WORK TO COMPLETE → Return the lines below exactly as they are, from the first line through the line that contains "valign-top-icon[interactable] xyxy=(319,88,331,99)".

MATERIAL SHOWN →
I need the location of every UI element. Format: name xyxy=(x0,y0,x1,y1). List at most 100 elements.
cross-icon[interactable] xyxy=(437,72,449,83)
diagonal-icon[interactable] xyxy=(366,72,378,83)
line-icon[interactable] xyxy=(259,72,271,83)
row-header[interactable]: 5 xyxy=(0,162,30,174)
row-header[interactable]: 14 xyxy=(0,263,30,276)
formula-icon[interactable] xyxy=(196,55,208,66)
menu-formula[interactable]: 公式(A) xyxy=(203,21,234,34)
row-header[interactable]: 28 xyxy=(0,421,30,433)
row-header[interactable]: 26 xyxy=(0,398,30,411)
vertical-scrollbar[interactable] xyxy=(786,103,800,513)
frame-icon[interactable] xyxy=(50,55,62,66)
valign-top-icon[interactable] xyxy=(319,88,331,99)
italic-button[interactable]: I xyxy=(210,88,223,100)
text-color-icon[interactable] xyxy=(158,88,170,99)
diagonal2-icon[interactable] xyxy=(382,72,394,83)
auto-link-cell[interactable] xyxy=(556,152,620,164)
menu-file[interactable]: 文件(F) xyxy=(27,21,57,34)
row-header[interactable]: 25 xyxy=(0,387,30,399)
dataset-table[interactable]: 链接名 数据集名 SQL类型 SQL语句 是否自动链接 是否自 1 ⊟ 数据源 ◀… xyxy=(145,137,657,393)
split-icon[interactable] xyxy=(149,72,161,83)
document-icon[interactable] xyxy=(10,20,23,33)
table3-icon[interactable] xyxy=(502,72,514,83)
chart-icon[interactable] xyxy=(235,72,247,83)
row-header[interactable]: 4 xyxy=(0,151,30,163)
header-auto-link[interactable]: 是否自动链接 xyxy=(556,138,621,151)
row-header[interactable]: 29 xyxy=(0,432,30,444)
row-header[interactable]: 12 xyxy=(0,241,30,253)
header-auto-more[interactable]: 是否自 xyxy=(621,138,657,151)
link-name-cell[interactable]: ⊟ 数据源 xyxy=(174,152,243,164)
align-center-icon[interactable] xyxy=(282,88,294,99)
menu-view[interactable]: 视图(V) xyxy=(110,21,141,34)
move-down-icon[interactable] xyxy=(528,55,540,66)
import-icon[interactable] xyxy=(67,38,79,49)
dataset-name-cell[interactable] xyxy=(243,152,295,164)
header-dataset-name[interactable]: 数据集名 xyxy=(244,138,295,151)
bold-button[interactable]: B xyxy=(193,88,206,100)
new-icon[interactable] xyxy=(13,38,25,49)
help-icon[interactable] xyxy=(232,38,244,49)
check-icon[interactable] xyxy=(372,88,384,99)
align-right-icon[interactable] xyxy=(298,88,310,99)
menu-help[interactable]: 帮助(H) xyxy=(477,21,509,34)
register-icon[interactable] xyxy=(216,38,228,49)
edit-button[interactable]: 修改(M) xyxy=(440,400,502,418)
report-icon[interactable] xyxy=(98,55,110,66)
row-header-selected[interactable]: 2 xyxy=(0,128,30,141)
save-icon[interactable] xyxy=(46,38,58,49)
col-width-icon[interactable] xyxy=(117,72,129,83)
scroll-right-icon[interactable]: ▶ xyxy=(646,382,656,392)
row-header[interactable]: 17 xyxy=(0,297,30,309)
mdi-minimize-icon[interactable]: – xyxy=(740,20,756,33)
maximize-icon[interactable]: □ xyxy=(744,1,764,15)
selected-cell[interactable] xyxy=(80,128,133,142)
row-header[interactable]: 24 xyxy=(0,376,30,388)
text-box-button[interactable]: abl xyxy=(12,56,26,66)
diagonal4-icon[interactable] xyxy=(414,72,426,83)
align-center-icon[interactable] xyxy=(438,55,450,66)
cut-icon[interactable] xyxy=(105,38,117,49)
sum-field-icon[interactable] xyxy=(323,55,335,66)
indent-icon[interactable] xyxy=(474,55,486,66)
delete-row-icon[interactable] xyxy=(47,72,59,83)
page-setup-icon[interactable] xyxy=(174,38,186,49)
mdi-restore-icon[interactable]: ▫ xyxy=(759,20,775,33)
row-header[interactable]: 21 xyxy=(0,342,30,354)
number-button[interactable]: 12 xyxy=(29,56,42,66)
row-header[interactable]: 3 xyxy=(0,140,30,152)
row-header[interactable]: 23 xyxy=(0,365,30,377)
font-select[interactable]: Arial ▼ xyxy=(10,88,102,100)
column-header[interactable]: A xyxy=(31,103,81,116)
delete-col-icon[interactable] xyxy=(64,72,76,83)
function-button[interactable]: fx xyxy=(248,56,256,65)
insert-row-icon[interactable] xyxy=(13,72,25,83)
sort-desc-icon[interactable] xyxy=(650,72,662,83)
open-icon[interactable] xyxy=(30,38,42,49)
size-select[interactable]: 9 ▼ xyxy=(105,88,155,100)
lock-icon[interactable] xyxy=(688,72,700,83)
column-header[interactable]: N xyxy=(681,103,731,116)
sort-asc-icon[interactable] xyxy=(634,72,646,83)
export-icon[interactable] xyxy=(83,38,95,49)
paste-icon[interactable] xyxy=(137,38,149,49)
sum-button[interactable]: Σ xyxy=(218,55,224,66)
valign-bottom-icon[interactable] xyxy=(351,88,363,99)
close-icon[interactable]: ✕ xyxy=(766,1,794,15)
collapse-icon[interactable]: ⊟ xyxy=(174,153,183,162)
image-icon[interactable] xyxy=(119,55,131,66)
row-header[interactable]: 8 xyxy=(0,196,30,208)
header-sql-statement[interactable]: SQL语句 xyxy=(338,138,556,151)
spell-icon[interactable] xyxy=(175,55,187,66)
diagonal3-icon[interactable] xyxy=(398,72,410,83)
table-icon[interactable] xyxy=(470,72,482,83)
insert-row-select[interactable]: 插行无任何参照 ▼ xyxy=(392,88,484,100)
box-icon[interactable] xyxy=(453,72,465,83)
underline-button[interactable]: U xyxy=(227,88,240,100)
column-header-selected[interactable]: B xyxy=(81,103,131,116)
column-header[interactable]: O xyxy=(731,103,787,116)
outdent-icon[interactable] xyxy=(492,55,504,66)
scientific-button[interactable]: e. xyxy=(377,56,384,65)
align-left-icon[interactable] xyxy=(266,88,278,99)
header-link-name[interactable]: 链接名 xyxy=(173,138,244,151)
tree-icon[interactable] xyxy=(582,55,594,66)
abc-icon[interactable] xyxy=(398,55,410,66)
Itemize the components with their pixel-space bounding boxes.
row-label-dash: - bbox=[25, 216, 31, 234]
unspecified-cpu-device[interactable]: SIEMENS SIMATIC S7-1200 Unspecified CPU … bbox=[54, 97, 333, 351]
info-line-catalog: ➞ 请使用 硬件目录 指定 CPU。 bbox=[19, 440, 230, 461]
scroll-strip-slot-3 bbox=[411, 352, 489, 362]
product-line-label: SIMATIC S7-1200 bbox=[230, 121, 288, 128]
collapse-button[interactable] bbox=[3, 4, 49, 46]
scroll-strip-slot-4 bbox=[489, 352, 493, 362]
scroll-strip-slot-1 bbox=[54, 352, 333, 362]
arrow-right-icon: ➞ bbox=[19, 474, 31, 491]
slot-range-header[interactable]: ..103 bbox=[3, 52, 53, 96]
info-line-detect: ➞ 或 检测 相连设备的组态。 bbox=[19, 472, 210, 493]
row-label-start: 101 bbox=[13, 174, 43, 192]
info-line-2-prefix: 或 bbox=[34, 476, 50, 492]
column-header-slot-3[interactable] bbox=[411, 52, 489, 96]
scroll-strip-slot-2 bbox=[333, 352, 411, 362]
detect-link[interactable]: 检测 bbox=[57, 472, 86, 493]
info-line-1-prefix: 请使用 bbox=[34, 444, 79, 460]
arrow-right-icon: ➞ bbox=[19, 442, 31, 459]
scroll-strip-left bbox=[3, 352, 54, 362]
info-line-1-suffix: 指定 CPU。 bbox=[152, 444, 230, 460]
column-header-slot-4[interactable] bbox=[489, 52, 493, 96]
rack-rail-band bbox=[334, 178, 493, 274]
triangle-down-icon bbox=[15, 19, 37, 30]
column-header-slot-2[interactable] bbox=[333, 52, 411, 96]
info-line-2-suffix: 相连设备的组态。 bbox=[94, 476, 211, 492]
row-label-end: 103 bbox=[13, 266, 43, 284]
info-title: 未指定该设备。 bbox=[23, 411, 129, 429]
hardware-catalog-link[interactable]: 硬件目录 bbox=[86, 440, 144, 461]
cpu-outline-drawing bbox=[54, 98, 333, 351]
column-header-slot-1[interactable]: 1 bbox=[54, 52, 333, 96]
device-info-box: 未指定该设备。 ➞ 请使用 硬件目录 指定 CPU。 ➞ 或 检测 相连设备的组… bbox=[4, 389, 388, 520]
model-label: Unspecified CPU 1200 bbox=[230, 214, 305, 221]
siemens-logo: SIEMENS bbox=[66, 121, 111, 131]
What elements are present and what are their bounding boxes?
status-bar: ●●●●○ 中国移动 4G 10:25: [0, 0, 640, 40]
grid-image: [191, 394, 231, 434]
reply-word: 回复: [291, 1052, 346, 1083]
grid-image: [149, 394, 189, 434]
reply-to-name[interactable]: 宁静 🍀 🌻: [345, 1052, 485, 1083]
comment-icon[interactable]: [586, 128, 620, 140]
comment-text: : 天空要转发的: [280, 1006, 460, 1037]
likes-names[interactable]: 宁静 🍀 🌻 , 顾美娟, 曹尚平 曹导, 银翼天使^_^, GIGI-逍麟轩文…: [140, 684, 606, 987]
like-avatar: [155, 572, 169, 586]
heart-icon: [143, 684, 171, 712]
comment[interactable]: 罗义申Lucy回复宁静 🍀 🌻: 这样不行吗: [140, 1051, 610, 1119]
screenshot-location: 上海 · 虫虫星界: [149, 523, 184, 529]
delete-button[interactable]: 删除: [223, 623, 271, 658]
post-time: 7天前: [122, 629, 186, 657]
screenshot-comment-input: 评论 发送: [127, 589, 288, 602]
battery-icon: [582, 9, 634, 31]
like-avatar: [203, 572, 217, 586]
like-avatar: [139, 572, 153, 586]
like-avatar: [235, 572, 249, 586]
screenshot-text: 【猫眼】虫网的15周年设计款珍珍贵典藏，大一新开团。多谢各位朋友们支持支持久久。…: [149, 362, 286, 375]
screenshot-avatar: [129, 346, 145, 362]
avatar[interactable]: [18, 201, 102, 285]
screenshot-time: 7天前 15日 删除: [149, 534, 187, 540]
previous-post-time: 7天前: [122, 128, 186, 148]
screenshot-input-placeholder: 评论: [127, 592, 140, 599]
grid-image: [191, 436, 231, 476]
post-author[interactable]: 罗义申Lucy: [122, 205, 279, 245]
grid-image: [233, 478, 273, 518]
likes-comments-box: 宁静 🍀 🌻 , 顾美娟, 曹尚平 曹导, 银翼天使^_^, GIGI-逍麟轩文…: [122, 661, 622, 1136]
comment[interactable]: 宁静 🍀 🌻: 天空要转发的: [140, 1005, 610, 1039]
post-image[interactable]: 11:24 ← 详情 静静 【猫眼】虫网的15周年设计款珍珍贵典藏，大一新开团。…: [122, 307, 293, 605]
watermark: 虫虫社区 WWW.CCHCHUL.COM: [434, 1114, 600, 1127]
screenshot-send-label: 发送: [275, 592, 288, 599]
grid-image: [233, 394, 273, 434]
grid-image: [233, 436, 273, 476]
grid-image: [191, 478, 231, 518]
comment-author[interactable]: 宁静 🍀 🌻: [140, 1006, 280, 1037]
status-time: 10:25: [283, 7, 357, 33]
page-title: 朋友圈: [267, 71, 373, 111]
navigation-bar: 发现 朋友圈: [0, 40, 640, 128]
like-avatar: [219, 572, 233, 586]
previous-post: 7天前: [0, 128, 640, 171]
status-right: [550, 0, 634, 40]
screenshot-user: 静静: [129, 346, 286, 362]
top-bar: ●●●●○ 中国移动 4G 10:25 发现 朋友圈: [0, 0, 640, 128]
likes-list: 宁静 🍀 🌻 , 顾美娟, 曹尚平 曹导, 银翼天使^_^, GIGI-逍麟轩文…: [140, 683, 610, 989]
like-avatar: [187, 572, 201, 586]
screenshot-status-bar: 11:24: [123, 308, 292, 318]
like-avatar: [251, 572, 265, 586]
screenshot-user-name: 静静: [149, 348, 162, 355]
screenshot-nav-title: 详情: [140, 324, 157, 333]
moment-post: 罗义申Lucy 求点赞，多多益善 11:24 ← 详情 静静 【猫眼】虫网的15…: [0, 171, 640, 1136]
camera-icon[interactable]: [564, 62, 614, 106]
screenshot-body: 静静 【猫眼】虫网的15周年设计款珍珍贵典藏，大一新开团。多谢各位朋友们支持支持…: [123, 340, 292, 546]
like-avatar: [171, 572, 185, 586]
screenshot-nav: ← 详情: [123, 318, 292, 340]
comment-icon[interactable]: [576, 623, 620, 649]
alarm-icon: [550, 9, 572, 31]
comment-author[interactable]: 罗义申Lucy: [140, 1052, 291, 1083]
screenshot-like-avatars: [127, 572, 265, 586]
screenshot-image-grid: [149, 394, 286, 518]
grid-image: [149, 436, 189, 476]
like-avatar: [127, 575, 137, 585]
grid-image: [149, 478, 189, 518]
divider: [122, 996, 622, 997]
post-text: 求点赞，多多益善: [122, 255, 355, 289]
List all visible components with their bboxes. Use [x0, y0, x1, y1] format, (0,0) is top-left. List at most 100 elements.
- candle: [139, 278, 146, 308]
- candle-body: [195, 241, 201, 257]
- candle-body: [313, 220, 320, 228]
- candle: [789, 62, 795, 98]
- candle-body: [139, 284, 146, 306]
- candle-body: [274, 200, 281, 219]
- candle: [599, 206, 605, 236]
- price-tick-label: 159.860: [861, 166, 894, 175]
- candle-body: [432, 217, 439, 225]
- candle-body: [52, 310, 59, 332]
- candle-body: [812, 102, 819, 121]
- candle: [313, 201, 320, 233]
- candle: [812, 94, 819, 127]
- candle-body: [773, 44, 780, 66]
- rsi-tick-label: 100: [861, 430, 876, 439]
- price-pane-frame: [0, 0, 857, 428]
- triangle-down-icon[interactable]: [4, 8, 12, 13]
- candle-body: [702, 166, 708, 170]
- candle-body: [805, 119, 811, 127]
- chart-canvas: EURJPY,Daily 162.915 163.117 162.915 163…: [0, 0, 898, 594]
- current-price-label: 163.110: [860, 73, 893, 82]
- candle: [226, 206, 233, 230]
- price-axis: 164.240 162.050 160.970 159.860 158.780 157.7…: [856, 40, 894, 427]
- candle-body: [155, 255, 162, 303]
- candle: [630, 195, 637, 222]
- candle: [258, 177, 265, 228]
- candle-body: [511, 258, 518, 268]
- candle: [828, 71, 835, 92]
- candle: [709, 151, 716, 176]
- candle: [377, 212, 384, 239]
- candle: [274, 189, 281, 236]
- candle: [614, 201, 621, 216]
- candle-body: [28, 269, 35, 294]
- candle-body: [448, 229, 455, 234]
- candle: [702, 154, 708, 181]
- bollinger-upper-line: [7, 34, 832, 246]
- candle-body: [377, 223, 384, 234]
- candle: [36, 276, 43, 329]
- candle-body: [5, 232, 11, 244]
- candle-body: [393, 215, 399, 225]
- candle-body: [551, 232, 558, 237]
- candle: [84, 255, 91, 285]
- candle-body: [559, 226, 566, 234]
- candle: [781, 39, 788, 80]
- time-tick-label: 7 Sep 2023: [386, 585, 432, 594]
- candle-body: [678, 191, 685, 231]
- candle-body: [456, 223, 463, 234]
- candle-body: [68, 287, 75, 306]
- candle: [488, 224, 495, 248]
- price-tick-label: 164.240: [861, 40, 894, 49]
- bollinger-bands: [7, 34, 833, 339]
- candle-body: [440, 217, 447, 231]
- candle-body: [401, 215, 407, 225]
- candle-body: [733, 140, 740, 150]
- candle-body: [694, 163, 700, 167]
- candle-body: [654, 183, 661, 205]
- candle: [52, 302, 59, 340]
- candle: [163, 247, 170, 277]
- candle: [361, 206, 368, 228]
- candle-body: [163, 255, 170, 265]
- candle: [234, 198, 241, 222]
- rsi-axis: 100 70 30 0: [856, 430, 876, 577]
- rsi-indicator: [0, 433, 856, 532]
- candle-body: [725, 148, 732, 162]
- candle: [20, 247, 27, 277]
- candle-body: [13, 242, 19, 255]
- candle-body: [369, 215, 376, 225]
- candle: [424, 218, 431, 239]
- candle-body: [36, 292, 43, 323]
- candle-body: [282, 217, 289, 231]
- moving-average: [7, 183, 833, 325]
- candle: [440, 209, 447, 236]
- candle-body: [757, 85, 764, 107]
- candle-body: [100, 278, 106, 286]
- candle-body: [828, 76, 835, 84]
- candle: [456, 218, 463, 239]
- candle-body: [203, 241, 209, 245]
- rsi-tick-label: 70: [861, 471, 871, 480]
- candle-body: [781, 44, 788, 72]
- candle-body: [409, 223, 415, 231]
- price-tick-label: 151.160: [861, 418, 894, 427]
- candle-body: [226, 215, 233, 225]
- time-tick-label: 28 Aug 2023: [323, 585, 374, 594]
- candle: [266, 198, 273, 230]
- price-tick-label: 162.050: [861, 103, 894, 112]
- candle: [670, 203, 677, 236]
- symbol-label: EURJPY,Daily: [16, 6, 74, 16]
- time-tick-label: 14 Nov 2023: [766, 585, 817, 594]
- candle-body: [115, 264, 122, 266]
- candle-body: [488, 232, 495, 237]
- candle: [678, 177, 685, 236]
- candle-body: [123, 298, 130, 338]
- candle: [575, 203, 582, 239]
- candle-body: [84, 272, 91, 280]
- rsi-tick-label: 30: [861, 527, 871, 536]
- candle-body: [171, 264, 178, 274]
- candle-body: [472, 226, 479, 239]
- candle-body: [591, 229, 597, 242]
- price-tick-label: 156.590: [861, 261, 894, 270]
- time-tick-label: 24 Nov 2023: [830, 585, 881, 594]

FULL OUTPUT →
I need the location of every UI element. Format: name xyxy=(x0,y0,x1,y1). List at most 100 elements.
cross-icon[interactable] xyxy=(437,72,449,83)
diagonal-icon[interactable] xyxy=(366,72,378,83)
line-icon[interactable] xyxy=(259,72,271,83)
row-header[interactable]: 5 xyxy=(0,162,30,174)
row-header[interactable]: 14 xyxy=(0,263,30,276)
formula-icon[interactable] xyxy=(196,55,208,66)
menu-formula[interactable]: 公式(A) xyxy=(203,21,234,34)
row-header[interactable]: 28 xyxy=(0,421,30,433)
row-header[interactable]: 26 xyxy=(0,398,30,411)
vertical-scrollbar[interactable] xyxy=(786,103,800,513)
frame-icon[interactable] xyxy=(50,55,62,66)
valign-top-icon[interactable] xyxy=(319,88,331,99)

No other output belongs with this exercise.